## Problem set
**1)** Answer these questions using the editorial on borders:
(a) In which station was Jean Charles de Menezes killed?
(b) What did President Obama step up at the southern border with Mexico?
(c) The shores of which nation-state did the European prime ministers think about bombing?
**2)** From the editorial on borders, output everything from "Both of these" down to "other exclusionary ideologies.", word for word.

## Source
Editorial | Of militarisation and violence: borders and bordering

David Scheuing

London: On my daily way back home I often pass by heavily armed police “safe”guarding citizens, infrastructure, life and economy: in the metro, at the station, always watchful. Yet this vigilance is neither harmless, nor innocent. It kills. This July has seen the 10th sad anniversary of Jean Charles de Menezes' killing on a stuffed metroline train in London's Stockwell Station.1

Global North:

Every day people try to cross into the minority world of the Global North. Wherever they are and attempt to cross, they are victims of surveillance, they are being analysed, digitised, and rendered “border offenders”.2 In the Arizona desert, the Mediterranean Sea, or the urban areas of Cape Town they become the “illegal immigrant” who has to be “resisted”, “deterred” and eventually troops will have to be deployed. President Obama (US) stepped up the National Guard at the southern border with Mexico, whereas the European prime ministers negotiated a military “rescue” mission in the Mediterranean Sea and thought about bombing the shores of another nationstate (Libya) to “hinder smugglers from boarding the waters”.

Both of these accounts are tied together by a simple idea: borders and their “safety and security”. The logic is that as long as the border is tight and secure, everyone and everything within is safe – therefore a loose link in the chain can endanger everything. The paradox of borders is that they are continuously crossed and thus no border can ever be “tight”.

What is a border?

What a border does is “borderwork” or “bordering” - in and at the border, but also away from its institutional set up at the border checkpoint. Police searching for “illegals” and raiding homes and businesses3, are also border agents, in that they try to divide the “citizen” from the “illegal”. Borders thus “filter” (never in a neutral way) and lend strength and credibility to nationalism, racism, and other exclusionary ideologies.

## Material shown
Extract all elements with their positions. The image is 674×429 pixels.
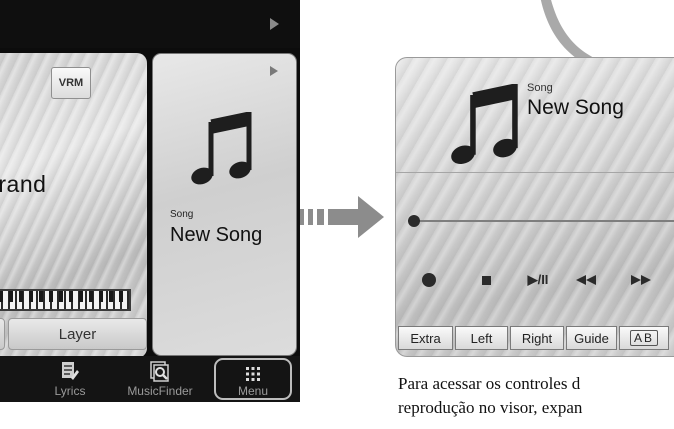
music-note-icon [451, 84, 518, 165]
guide-button[interactable]: Guide [566, 326, 617, 350]
grid-menu-icon [246, 367, 260, 381]
fast-forward-icon [631, 275, 651, 285]
vrm-button[interactable]: VRM [51, 67, 91, 99]
fast-forward-button[interactable] [629, 270, 653, 290]
voice-name: Grand [0, 171, 47, 197]
ab-label: AB [629, 330, 658, 346]
expand-arrow-icon[interactable] [270, 18, 279, 30]
menu-button[interactable]: Menu [214, 358, 292, 400]
rewind-icon [576, 275, 596, 285]
bottom-bar: Lyrics MusicFinder Menu [0, 356, 300, 402]
menu-label: Menu [237, 384, 269, 398]
layer-button[interactable]: Layer [8, 318, 147, 350]
right-arrow-icon [300, 196, 384, 238]
song-label: Song [527, 82, 553, 94]
part-button-row: Extra Left Right Guide AB [398, 326, 669, 350]
main-screen: VRM Grand Layer Song New Song Lyrics [0, 0, 300, 402]
rewind-button[interactable] [574, 270, 598, 290]
play-pause-button[interactable]: ▶/II [518, 270, 558, 290]
lyrics-icon [62, 362, 79, 380]
right-button[interactable]: Right [510, 326, 564, 350]
caption-line-2: reprodução no visor, expan [398, 398, 583, 417]
song-position-knob[interactable] [408, 215, 420, 227]
voice-panel[interactable]: VRM Grand [0, 53, 147, 358]
song-name: New Song [170, 224, 263, 246]
extra-button[interactable]: Extra [398, 326, 453, 350]
record-button[interactable] [419, 270, 439, 290]
song-label: Song [170, 209, 194, 220]
stop-icon [481, 275, 491, 285]
song-name: New Song [527, 96, 624, 119]
ab-repeat-button[interactable]: AB [619, 326, 669, 350]
song-playback-panel: Song New Song ▶/II Extra Left Right Guid… [395, 57, 674, 357]
lyrics-label: Lyrics [54, 384, 86, 398]
part-button[interactable] [0, 318, 5, 350]
record-icon [422, 273, 436, 287]
caption-text: Para acessar os controles d reprodução n… [398, 372, 674, 420]
expand-arrow-icon[interactable] [270, 66, 278, 76]
stop-button[interactable] [476, 270, 496, 290]
lyrics-button[interactable]: Lyrics [35, 356, 105, 402]
music-finder-icon [150, 361, 169, 382]
top-bar [0, 0, 300, 48]
divider [396, 172, 674, 173]
keyboard-icon [0, 289, 131, 311]
music-finder-label: MusicFinder [127, 384, 193, 398]
caption-line-1: Para acessar os controles d [398, 374, 581, 393]
song-position-track[interactable] [412, 220, 674, 222]
song-panel[interactable]: Song New Song [152, 53, 297, 356]
music-note-icon [191, 112, 252, 185]
left-button[interactable]: Left [455, 326, 508, 350]
music-finder-button[interactable]: MusicFinder [115, 356, 205, 402]
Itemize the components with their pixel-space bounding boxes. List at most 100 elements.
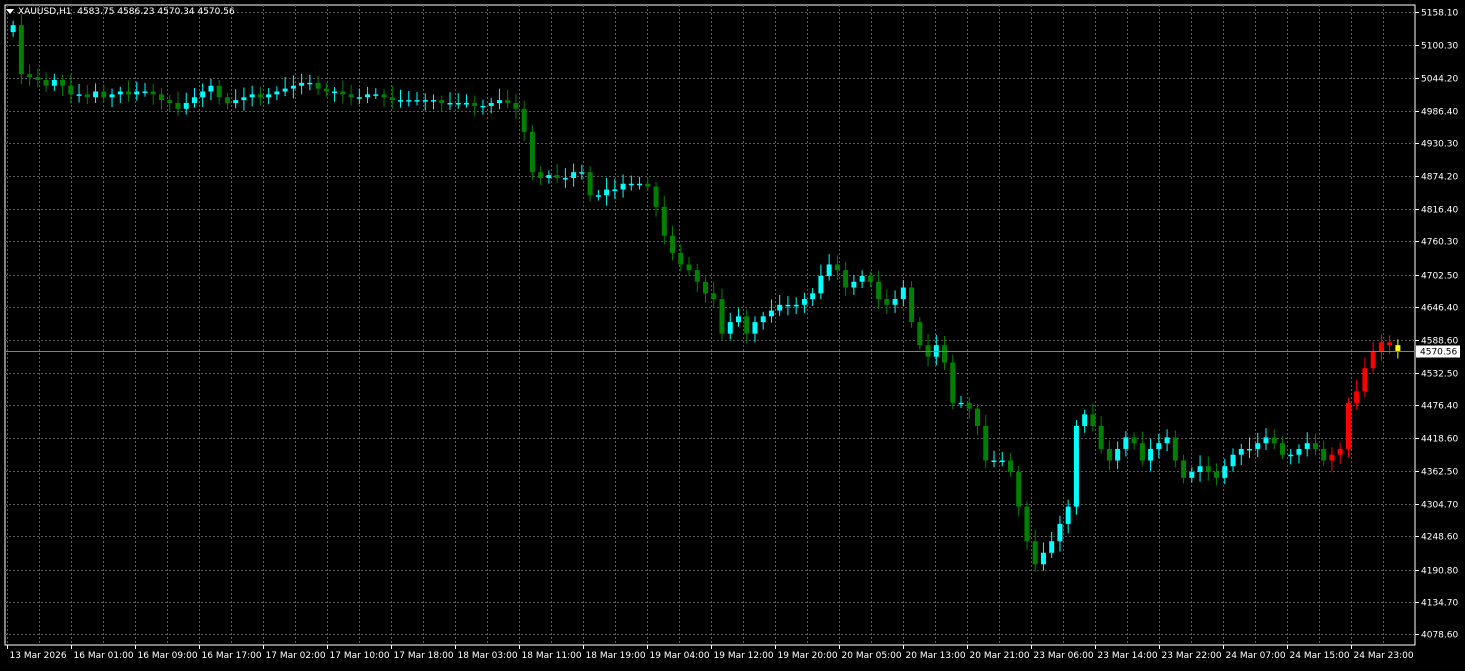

## Solutions to the tasks
**1)**
(a) Stockwell Station in London
(b) The National Guard
(c) Libya

**2)**
Both of these accounts are tied together by a simple idea: borders and their “safety and security”. The logic is that as long as the border is tight and secure, everyone and everything within is safe – therefore a loose link in the chain can endanger everything. The paradox of borders is that they are continuously crossed and thus no border can ever be “tight”.

What is a border?

What a border does is “borderwork” or “bordering” - in and at the border, but also away from its institutional set up at the border checkpoint. Police searching for “illegals” and raiding homes and businesses3, are also border agents, in that they try to divide the “citizen” from the “illegal”. Borders thus “filter” (never in a neutral way) and lend strength and credibility to nationalism, racism, and other exclusionary ideologies.